Figure collection entries
* * * * *

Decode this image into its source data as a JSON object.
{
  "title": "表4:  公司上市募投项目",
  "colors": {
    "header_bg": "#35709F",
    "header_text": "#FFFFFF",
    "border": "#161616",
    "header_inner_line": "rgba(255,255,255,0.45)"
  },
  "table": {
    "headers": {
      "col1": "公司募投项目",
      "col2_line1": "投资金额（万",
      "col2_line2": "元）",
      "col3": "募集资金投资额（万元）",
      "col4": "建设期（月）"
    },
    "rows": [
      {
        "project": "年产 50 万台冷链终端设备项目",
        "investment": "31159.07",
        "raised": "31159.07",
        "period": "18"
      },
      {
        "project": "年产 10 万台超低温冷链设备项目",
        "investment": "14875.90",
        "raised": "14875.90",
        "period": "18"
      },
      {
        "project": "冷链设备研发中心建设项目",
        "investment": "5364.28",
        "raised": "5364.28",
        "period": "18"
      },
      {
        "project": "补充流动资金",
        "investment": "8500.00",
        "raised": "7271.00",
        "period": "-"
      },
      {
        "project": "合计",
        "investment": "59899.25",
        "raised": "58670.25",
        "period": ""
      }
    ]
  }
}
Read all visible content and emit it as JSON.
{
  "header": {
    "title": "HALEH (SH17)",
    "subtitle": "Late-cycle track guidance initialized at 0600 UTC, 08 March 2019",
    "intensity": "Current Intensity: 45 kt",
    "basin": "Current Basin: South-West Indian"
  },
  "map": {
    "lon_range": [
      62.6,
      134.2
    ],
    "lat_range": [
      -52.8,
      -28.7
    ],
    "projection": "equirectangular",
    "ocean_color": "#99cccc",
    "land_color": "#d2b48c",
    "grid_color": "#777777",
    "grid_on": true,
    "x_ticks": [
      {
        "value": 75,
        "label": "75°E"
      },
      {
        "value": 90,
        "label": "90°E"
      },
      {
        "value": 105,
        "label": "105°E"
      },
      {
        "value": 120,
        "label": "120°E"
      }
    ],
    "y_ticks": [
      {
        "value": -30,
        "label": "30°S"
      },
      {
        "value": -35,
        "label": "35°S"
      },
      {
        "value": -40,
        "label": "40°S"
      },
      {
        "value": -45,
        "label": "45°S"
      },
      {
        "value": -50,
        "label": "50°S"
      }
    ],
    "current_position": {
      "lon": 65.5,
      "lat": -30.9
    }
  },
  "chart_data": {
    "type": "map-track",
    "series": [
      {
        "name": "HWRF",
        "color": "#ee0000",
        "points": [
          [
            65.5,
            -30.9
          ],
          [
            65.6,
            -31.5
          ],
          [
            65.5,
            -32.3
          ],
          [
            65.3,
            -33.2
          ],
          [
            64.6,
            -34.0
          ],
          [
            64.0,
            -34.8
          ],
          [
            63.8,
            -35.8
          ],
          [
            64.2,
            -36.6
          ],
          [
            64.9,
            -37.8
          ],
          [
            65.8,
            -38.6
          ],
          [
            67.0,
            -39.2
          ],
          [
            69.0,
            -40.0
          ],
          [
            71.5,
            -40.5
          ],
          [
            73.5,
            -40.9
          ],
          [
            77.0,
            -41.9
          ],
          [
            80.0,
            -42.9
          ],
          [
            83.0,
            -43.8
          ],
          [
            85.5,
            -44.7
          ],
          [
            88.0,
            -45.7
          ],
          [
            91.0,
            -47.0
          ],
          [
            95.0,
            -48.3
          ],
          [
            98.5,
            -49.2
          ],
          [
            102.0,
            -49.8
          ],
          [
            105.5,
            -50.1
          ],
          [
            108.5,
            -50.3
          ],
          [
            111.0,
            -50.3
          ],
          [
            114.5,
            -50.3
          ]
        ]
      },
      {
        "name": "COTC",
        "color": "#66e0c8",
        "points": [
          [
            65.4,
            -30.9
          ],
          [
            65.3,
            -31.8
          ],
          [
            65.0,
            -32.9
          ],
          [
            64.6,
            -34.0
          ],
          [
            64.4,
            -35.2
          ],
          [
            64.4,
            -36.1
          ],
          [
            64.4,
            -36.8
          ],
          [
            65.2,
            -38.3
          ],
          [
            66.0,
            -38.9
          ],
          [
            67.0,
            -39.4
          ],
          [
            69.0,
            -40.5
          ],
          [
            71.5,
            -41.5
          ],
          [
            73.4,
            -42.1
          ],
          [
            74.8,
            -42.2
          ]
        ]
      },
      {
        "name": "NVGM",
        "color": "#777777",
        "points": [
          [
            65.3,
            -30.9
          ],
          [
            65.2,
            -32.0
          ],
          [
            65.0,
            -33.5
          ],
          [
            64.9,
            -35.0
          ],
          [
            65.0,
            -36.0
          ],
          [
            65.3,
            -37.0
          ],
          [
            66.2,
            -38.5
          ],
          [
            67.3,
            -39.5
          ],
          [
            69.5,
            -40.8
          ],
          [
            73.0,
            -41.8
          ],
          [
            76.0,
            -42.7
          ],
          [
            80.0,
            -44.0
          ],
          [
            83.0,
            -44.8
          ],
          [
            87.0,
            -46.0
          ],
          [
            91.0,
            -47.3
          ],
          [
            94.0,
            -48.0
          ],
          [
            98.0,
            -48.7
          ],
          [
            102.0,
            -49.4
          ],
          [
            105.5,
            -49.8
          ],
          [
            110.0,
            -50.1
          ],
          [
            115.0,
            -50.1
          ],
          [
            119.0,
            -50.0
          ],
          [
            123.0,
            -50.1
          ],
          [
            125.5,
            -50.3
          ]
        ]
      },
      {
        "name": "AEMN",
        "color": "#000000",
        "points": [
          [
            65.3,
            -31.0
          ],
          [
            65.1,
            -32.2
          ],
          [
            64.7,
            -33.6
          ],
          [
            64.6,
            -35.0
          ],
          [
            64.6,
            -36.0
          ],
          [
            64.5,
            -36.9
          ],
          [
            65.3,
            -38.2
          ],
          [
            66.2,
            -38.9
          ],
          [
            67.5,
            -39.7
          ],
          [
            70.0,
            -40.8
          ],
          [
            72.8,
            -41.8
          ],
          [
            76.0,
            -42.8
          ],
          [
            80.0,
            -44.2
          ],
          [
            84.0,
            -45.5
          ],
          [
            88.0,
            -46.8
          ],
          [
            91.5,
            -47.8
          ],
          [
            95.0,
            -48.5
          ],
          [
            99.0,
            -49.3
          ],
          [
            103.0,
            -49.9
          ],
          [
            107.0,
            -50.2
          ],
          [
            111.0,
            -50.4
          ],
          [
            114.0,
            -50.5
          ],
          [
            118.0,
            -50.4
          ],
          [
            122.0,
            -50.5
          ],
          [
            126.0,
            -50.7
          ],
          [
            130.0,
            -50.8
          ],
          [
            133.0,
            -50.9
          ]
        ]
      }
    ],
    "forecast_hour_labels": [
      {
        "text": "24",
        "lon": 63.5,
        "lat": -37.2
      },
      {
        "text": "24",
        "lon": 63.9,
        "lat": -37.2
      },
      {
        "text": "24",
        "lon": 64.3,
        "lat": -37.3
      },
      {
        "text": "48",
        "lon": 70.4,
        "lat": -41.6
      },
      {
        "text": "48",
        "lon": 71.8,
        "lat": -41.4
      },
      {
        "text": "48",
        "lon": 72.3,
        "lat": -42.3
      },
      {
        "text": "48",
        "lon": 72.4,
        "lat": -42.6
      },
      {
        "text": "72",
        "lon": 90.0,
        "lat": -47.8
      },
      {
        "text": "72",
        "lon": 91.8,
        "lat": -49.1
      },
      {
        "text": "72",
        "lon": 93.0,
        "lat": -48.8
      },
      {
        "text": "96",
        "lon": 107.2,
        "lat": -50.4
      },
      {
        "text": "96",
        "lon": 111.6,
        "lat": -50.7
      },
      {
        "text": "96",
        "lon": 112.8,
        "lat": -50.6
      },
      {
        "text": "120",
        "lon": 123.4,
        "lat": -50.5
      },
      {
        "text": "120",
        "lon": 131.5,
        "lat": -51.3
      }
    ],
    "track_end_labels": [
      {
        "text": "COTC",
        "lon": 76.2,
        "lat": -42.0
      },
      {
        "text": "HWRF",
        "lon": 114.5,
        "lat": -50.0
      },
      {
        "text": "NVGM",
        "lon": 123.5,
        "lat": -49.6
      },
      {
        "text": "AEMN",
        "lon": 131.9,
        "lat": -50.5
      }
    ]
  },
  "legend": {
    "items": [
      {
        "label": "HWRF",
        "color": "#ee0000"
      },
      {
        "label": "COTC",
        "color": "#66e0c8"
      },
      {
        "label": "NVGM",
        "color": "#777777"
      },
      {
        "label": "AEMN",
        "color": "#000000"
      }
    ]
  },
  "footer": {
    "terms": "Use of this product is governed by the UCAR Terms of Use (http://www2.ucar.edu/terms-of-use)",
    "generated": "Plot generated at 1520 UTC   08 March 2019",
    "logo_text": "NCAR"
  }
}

* * * * *

● **Short problem**
Look through the material above and work out how many of its lines contain "raised". State the number only.

● **Task response**
5